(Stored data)
◆ ◆ ◆ ◆ ◆ ◆ ◆

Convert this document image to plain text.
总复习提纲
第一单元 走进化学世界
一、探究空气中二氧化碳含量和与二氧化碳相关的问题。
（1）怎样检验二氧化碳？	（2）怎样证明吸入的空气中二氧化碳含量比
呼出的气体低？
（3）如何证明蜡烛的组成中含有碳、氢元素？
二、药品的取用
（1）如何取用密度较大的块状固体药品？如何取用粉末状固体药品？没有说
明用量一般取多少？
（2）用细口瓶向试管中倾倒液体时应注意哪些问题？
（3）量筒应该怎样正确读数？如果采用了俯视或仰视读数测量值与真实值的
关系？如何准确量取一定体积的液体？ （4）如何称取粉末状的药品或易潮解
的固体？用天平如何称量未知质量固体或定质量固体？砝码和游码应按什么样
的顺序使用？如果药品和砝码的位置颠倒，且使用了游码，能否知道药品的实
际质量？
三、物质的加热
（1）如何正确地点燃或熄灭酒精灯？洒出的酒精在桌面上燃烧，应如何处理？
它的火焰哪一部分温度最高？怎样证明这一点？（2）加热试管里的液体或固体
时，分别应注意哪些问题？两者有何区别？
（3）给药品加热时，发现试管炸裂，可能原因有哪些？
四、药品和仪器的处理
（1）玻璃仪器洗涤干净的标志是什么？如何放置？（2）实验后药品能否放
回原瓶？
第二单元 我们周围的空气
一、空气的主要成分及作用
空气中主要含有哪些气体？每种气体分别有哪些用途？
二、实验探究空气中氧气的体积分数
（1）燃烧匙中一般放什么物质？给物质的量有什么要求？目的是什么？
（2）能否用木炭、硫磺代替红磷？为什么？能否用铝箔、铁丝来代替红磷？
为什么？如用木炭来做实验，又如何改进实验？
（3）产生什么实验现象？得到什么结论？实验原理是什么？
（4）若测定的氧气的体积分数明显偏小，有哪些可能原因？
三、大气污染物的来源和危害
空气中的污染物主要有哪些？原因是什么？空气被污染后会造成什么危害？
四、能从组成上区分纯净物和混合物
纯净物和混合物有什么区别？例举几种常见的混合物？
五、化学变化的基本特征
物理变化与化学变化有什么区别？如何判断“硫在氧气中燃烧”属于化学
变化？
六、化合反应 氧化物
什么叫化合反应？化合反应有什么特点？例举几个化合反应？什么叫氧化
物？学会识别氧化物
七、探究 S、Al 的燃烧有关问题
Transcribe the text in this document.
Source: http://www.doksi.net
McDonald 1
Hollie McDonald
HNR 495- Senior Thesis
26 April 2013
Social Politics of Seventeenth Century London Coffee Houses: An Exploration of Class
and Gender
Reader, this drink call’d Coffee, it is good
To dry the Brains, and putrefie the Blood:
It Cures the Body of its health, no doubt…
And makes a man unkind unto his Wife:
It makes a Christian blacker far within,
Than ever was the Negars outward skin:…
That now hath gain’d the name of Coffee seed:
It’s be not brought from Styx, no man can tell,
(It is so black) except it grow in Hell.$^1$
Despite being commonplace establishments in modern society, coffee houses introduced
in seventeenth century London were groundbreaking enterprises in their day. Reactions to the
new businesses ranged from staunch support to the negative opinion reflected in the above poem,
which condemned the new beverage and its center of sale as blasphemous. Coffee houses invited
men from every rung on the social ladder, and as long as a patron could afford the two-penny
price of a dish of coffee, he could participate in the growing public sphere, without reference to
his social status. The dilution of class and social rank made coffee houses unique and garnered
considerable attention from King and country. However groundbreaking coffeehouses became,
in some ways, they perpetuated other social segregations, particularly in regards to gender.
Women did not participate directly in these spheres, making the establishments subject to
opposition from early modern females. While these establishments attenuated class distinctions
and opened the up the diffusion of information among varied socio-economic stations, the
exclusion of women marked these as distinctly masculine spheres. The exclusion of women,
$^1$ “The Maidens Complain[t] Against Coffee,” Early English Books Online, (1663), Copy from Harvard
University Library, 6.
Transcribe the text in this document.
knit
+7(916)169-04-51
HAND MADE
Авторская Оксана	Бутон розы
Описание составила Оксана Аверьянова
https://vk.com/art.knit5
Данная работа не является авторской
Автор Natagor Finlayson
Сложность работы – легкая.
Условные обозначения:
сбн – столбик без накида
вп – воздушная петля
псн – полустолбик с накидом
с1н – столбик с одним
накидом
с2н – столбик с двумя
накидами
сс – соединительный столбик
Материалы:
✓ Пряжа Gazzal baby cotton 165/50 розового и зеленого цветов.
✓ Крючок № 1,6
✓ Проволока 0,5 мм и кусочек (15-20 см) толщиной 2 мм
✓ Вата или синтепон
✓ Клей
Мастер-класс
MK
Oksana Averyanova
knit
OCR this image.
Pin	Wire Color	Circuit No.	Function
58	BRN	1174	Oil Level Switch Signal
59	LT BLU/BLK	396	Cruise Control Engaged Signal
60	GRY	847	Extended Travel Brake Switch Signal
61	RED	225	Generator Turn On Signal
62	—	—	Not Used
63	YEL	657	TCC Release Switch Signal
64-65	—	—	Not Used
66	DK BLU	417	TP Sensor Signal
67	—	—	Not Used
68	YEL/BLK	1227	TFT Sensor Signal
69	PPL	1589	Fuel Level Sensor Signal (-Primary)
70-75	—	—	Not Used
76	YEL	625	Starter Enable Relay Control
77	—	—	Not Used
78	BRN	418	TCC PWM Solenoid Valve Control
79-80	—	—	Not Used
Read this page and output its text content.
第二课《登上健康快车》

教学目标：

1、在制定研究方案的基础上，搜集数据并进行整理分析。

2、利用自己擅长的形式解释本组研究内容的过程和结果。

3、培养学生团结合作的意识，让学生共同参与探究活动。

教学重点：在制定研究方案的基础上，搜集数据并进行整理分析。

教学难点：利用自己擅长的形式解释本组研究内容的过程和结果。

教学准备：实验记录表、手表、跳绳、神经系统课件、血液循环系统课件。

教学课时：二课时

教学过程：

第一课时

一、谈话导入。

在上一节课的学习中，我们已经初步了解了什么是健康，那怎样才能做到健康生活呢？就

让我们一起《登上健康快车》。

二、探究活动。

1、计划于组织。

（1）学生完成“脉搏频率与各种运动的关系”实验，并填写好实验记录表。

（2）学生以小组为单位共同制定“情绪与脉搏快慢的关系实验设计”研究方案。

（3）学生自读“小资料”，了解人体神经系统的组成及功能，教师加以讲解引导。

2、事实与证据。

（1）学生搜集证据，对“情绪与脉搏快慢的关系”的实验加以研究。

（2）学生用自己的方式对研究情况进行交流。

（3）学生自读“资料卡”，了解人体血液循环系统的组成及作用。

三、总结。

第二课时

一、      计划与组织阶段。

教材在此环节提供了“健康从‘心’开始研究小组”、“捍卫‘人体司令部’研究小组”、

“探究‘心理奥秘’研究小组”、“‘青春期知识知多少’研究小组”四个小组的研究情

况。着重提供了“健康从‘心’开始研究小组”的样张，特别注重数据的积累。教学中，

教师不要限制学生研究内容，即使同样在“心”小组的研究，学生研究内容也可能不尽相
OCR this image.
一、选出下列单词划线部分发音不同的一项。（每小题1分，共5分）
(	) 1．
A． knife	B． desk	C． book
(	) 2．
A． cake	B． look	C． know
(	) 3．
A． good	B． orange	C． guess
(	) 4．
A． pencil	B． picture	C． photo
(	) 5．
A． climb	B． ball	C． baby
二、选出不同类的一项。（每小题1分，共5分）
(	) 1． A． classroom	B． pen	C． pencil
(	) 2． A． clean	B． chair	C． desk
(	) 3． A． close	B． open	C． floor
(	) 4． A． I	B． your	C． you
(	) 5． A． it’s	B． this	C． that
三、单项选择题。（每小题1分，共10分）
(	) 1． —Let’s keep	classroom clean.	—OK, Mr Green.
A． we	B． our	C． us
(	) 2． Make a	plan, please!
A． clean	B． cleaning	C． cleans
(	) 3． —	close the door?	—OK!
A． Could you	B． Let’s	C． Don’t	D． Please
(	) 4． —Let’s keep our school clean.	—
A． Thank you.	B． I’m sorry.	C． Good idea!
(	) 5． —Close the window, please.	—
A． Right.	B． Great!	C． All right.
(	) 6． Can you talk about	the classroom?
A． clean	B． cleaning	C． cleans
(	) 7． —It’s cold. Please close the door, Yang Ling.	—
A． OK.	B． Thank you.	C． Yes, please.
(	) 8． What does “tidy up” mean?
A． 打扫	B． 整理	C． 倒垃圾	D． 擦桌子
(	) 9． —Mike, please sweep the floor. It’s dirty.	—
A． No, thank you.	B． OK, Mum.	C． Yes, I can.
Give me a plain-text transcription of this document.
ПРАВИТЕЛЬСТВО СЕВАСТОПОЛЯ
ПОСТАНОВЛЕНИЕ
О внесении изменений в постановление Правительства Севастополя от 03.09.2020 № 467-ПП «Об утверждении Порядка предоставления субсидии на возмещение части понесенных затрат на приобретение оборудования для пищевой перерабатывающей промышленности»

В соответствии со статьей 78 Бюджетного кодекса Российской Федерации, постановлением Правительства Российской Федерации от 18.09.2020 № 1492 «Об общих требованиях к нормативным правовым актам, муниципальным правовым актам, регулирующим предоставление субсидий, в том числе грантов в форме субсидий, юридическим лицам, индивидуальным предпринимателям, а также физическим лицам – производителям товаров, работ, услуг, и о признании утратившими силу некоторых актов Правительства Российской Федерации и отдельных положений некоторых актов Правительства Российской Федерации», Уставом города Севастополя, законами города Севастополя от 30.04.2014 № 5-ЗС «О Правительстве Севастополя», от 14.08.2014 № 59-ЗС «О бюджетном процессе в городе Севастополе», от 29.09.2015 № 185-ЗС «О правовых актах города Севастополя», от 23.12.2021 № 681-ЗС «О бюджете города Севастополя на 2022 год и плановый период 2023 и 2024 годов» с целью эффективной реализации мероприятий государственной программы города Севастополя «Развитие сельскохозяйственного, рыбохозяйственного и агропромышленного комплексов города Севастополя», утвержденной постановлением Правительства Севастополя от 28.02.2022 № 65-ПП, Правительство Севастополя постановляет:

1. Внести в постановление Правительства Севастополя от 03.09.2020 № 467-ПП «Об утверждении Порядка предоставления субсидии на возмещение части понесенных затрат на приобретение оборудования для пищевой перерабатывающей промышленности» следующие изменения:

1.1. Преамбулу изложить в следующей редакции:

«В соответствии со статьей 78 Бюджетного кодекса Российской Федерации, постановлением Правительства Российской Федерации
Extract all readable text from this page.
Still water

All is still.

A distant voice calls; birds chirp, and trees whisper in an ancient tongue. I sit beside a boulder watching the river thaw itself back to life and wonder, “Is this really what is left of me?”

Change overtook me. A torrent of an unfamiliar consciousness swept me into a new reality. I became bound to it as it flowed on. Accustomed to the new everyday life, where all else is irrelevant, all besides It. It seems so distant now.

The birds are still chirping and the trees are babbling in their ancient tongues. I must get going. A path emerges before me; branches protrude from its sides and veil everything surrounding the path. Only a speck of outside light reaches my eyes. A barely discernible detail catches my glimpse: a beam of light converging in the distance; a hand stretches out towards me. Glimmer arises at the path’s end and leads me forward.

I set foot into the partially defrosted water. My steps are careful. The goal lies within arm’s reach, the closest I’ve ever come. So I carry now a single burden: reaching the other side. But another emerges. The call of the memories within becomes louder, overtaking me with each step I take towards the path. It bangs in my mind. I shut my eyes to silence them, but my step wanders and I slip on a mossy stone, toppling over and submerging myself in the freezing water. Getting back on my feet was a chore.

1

◆ ◆ ◆ ◆ ◆ ◆ ◆

[Written problem] Search the data for the word "from" and copy each line where it appears.

[Final answer]
It’s be not brought from Styx, no man can tell,
new businesses ranged from staunch support to the negative opinion reflected in the above poem,
men from every rung on the social ladder, and as long as a patron could afford the two-penny
considerable attention from King and country. However groundbreaking coffeehouses became,
opposition from early modern females. While these establishments attenuated class distinctions
$^1$ “The Maidens Complain[t] Against Coffee,” Early English Books Online, (1663), Copy from Harvard
Extract all readable text from this page.
The birds are still chirping and the trees are babbling in their ancient tongues. I must get going. A path emerges before me; branches protrude from its sides and veil everything surrounding the path. Only a speck of outside light reaches my eyes. A barely discernible detail catches my glimpse: a beam of light converging in the distance; a hand stretches out towards me. Glimmer arises at the path’s end and leads me forward.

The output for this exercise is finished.